# Information provided:
——

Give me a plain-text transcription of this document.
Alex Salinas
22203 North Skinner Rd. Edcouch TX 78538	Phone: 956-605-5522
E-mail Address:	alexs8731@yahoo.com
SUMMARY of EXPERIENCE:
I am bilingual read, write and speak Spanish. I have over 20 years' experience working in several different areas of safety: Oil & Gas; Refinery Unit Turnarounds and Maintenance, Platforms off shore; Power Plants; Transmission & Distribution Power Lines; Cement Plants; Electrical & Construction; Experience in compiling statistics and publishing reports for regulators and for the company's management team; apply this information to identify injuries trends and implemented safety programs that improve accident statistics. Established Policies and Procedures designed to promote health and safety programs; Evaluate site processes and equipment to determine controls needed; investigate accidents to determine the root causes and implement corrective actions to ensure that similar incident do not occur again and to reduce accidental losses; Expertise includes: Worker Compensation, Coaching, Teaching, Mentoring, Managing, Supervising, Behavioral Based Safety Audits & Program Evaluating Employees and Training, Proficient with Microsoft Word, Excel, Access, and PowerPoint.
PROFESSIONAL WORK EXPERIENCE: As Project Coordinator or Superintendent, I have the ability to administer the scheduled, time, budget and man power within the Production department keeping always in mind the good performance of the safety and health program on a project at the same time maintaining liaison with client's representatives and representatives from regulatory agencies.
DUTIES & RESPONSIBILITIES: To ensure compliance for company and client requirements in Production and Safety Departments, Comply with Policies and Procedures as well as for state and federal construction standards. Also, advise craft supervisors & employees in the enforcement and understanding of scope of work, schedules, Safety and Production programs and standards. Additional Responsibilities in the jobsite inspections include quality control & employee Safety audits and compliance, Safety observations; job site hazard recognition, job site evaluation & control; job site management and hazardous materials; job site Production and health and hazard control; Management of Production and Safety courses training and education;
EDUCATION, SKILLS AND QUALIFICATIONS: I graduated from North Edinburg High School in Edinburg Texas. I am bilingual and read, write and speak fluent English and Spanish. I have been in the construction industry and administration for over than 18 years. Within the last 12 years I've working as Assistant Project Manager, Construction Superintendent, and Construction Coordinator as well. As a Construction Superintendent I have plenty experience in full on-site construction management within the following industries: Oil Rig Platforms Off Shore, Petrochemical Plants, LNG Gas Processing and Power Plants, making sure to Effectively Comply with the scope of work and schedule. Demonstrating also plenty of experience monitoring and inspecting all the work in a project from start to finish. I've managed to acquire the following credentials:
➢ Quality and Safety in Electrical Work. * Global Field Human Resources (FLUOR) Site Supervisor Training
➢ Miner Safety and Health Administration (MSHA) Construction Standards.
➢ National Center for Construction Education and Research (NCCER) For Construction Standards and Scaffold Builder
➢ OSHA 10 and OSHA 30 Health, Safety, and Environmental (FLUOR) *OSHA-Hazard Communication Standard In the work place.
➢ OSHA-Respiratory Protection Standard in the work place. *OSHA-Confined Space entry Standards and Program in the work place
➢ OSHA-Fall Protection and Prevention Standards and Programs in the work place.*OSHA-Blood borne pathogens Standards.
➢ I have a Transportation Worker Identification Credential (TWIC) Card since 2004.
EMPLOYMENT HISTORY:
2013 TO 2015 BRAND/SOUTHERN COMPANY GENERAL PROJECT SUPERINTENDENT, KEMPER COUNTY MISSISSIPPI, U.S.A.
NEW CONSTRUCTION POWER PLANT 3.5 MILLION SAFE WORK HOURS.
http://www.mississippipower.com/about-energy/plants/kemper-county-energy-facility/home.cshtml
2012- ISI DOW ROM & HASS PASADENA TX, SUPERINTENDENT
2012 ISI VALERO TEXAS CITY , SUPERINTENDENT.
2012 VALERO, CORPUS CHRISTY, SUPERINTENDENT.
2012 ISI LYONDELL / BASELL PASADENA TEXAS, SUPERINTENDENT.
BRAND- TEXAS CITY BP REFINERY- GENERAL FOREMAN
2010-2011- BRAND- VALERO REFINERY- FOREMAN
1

——

Counting only lines with the word "BRAND" in them, say how many there are in the entries above, with no other words.

3